- **GIVEN REQUEST**: Without the pictures, print each of the records below exactly as it appears.

□ □ □ □

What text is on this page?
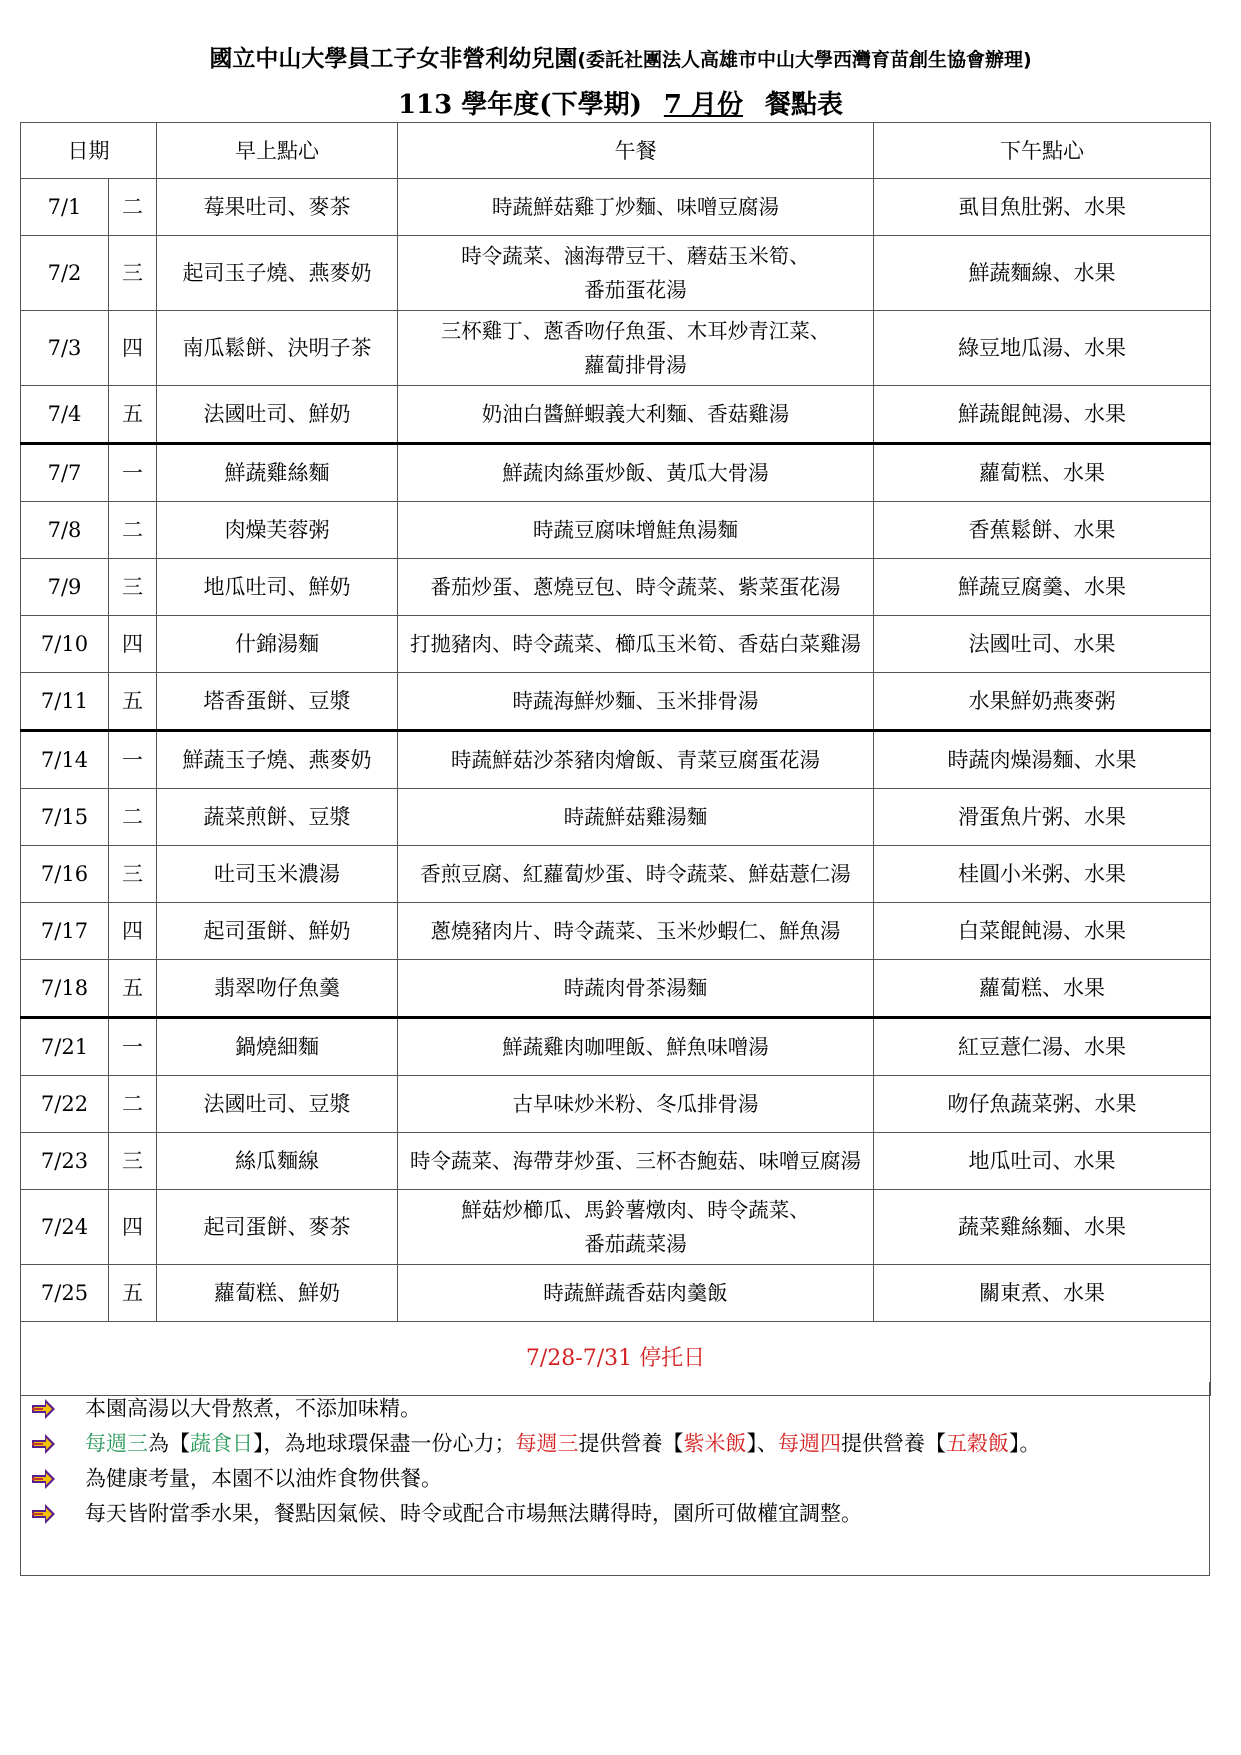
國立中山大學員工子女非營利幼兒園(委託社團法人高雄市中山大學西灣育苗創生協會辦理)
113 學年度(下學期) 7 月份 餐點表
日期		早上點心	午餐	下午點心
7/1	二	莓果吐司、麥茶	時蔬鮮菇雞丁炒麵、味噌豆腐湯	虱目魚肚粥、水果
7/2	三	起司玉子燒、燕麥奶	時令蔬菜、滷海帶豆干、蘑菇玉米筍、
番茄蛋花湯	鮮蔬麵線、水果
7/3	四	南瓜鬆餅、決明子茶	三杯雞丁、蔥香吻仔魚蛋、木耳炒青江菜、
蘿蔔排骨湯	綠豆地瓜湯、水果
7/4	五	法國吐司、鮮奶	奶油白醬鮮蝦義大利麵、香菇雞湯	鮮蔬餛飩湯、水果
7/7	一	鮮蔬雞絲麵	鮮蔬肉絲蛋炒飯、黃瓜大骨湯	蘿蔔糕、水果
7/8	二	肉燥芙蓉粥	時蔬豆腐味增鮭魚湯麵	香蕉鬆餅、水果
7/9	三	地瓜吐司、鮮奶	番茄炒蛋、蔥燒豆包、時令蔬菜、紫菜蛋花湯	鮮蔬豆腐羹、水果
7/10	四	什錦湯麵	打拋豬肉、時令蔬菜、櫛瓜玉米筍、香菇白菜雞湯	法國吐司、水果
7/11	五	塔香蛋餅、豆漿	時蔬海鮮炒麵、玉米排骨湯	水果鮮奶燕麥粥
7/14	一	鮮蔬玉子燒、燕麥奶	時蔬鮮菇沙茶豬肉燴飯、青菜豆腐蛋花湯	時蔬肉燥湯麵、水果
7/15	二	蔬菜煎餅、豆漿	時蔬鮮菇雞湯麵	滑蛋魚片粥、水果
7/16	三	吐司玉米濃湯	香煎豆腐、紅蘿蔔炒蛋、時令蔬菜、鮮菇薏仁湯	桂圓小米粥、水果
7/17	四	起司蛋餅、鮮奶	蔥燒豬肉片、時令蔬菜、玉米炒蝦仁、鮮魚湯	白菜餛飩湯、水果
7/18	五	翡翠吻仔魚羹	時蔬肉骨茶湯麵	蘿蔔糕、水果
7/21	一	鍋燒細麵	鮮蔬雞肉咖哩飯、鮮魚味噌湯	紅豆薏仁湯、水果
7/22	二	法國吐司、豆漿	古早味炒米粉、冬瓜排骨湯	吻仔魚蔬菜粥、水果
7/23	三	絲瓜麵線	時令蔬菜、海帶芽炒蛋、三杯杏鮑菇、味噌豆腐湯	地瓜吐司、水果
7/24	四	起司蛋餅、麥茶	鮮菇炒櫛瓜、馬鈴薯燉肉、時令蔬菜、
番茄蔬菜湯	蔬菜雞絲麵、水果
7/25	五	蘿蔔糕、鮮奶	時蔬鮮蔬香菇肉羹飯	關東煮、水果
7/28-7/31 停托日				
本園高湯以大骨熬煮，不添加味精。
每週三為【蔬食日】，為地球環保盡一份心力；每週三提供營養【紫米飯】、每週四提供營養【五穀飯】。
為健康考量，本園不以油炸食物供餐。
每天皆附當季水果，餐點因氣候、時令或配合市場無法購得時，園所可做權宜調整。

□ □ □ □

- **REPLY TO THE TASK**:
What text is on this page?
國立中山大學員工子女非營利幼兒園(委託社團法人高雄市中山大學西灣育苗創生協會辦理)
113 學年度(下學期) 7 月份 餐點表
日期		早上點心	午餐	下午點心
7/1	二	莓果吐司、麥茶	時蔬鮮菇雞丁炒麵、味噌豆腐湯	虱目魚肚粥、水果
7/2	三	起司玉子燒、燕麥奶	時令蔬菜、滷海帶豆干、蘑菇玉米筍、
番茄蛋花湯	鮮蔬麵線、水果
7/3	四	南瓜鬆餅、決明子茶	三杯雞丁、蔥香吻仔魚蛋、木耳炒青江菜、
蘿蔔排骨湯	綠豆地瓜湯、水果
7/4	五	法國吐司、鮮奶	奶油白醬鮮蝦義大利麵、香菇雞湯	鮮蔬餛飩湯、水果
7/7	一	鮮蔬雞絲麵	鮮蔬肉絲蛋炒飯、黃瓜大骨湯	蘿蔔糕、水果
7/8	二	肉燥芙蓉粥	時蔬豆腐味增鮭魚湯麵	香蕉鬆餅、水果
7/9	三	地瓜吐司、鮮奶	番茄炒蛋、蔥燒豆包、時令蔬菜、紫菜蛋花湯	鮮蔬豆腐羹、水果
7/10	四	什錦湯麵	打拋豬肉、時令蔬菜、櫛瓜玉米筍、香菇白菜雞湯	法國吐司、水果
7/11	五	塔香蛋餅、豆漿	時蔬海鮮炒麵、玉米排骨湯	水果鮮奶燕麥粥
7/14	一	鮮蔬玉子燒、燕麥奶	時蔬鮮菇沙茶豬肉燴飯、青菜豆腐蛋花湯	時蔬肉燥湯麵、水果
7/15	二	蔬菜煎餅、豆漿	時蔬鮮菇雞湯麵	滑蛋魚片粥、水果
7/16	三	吐司玉米濃湯	香煎豆腐、紅蘿蔔炒蛋、時令蔬菜、鮮菇薏仁湯	桂圓小米粥、水果
7/17	四	起司蛋餅、鮮奶	蔥燒豬肉片、時令蔬菜、玉米炒蝦仁、鮮魚湯	白菜餛飩湯、水果
7/18	五	翡翠吻仔魚羹	時蔬肉骨茶湯麵	蘿蔔糕、水果
7/21	一	鍋燒細麵	鮮蔬雞肉咖哩飯、鮮魚味噌湯	紅豆薏仁湯、水果
7/22	二	法國吐司、豆漿	古早味炒米粉、冬瓜排骨湯	吻仔魚蔬菜粥、水果
7/23	三	絲瓜麵線	時令蔬菜、海帶芽炒蛋、三杯杏鮑菇、味噌豆腐湯	地瓜吐司、水果
7/24	四	起司蛋餅、麥茶	鮮菇炒櫛瓜、馬鈴薯燉肉、時令蔬菜、
番茄蔬菜湯	蔬菜雞絲麵、水果
7/25	五	蘿蔔糕、鮮奶	時蔬鮮蔬香菇肉羹飯	關東煮、水果
7/28-7/31 停托日				
本園高湯以大骨熬煮，不添加味精。
每週三為【蔬食日】，為地球環保盡一份心力；每週三提供營養【紫米飯】、每週四提供營養【五穀飯】。
為健康考量，本園不以油炸食物供餐。
每天皆附當季水果，餐點因氣候、時令或配合市場無法購得時，園所可做權宜調整。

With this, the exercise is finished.